### Recorded information
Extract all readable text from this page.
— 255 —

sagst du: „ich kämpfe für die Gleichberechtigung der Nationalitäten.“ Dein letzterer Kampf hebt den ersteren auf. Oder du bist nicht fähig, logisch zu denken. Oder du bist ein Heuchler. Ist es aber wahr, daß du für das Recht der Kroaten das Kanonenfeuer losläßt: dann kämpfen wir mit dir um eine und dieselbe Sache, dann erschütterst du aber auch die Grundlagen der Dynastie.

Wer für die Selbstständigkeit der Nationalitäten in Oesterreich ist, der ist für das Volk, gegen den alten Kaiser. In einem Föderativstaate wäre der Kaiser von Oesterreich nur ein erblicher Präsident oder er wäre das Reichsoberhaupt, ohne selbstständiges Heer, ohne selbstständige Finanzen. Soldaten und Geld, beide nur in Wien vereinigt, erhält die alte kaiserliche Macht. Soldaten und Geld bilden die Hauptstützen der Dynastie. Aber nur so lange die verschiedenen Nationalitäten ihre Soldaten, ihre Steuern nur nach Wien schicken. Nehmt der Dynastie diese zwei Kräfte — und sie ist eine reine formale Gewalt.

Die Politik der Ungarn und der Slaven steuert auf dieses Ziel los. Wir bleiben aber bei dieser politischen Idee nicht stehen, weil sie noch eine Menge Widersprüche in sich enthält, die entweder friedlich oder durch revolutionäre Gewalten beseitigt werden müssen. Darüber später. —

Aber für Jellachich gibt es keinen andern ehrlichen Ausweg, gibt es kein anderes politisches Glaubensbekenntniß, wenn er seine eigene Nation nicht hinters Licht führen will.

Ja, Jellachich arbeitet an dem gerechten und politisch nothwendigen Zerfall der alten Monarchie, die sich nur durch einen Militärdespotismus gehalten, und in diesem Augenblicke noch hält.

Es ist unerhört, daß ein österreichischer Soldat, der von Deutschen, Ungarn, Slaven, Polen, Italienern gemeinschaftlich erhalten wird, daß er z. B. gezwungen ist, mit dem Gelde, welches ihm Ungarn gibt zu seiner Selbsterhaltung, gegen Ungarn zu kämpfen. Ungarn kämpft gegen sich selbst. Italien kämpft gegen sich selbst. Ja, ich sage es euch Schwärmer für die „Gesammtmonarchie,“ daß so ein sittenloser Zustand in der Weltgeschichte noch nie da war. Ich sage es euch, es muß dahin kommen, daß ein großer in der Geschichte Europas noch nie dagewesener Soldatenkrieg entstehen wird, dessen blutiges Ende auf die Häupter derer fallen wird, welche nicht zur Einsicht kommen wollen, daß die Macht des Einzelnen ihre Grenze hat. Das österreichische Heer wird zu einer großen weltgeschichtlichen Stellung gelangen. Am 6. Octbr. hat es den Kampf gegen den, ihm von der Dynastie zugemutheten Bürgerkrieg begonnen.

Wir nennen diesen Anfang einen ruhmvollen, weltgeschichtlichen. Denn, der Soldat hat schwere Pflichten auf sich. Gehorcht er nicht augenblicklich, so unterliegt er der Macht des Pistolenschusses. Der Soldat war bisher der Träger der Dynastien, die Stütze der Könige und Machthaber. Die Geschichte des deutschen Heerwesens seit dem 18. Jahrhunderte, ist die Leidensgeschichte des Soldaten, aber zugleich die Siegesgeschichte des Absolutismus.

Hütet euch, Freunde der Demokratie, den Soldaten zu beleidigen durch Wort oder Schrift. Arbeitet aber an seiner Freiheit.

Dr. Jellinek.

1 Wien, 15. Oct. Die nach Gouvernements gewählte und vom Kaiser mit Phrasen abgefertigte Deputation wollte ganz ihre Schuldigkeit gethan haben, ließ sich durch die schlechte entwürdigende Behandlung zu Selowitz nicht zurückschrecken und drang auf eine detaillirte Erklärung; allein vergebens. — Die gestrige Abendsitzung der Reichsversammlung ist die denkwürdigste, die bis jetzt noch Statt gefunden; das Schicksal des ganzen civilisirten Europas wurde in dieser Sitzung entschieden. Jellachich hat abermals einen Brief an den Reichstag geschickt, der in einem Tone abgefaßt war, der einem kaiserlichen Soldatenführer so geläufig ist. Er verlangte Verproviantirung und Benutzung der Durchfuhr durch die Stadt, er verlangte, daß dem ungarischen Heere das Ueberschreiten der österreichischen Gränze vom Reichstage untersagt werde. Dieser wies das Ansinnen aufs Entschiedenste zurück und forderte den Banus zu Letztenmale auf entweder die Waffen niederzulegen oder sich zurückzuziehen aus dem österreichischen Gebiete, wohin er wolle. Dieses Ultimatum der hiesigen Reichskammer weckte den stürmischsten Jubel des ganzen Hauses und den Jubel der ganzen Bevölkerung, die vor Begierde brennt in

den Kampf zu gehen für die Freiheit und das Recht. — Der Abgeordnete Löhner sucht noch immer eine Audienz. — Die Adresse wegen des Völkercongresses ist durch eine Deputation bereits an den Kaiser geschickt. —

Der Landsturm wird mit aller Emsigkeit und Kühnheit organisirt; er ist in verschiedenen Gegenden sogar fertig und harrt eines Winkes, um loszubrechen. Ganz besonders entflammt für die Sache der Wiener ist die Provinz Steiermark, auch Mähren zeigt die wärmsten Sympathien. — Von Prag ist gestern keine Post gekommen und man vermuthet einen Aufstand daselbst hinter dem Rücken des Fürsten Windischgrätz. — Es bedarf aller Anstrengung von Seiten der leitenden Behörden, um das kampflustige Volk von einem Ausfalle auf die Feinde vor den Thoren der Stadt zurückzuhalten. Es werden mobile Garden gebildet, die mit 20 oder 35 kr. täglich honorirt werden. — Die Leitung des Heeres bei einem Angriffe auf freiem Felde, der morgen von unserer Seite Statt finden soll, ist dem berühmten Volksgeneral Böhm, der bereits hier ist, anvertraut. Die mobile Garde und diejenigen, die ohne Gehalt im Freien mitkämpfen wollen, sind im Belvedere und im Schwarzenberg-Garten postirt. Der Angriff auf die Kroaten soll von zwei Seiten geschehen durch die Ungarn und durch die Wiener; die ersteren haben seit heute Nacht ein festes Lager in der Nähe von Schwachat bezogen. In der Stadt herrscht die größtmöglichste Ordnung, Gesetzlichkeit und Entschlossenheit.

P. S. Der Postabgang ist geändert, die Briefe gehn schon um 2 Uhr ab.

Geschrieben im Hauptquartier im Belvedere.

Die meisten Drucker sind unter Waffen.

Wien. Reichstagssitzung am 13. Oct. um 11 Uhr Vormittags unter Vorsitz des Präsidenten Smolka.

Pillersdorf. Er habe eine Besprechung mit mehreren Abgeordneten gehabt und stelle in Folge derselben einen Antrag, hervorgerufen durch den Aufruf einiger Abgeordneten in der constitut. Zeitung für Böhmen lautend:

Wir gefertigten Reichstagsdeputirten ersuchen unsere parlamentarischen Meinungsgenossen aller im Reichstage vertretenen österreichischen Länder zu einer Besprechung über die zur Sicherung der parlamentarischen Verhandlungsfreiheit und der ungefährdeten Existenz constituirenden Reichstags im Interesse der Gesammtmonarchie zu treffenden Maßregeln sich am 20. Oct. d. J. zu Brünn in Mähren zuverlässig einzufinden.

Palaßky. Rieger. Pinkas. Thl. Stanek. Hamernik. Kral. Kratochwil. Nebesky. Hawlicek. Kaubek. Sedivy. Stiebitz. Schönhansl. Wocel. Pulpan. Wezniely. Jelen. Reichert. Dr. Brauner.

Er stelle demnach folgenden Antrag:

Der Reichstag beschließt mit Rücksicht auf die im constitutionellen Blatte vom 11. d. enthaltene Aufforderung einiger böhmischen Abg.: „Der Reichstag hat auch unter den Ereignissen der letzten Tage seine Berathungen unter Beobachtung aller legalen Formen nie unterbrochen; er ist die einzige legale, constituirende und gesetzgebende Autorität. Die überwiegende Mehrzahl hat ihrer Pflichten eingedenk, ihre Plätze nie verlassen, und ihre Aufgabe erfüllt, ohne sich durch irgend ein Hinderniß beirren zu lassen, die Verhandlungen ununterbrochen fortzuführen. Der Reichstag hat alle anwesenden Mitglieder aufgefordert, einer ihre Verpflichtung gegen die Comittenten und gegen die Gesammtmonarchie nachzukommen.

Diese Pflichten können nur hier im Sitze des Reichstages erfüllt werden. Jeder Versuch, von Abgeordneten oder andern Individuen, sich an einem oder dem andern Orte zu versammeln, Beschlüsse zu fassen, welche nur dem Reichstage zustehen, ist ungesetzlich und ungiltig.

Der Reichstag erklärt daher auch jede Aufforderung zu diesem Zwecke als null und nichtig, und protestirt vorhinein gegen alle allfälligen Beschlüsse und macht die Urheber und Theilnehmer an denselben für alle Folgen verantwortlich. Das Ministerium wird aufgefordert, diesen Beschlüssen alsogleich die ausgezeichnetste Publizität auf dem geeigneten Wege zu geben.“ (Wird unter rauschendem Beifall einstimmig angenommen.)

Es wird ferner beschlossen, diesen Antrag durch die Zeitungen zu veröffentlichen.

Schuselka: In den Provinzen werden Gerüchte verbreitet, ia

### Work item
From the material above, copy out every line bearing the string "Abgeordneten".

### Output of the task
Pillersdorf. Er habe eine Besprechung mit mehreren Abgeordneten gehabt und stelle in Folge derselben einen Antrag, hervorgerufen durch den Aufruf einiger Abgeordneten in der constitut. Zeitung für Böhmen lautend:
Diese Pflichten können nur hier im Sitze des Reichstages erfüllt werden. Jeder Versuch, von Abgeordneten oder andern Individuen, sich an einem oder dem andern Orte zu versammeln, Beschlüsse zu fassen, welche nur dem Reichstage zustehen, ist ungesetzlich und ungiltig.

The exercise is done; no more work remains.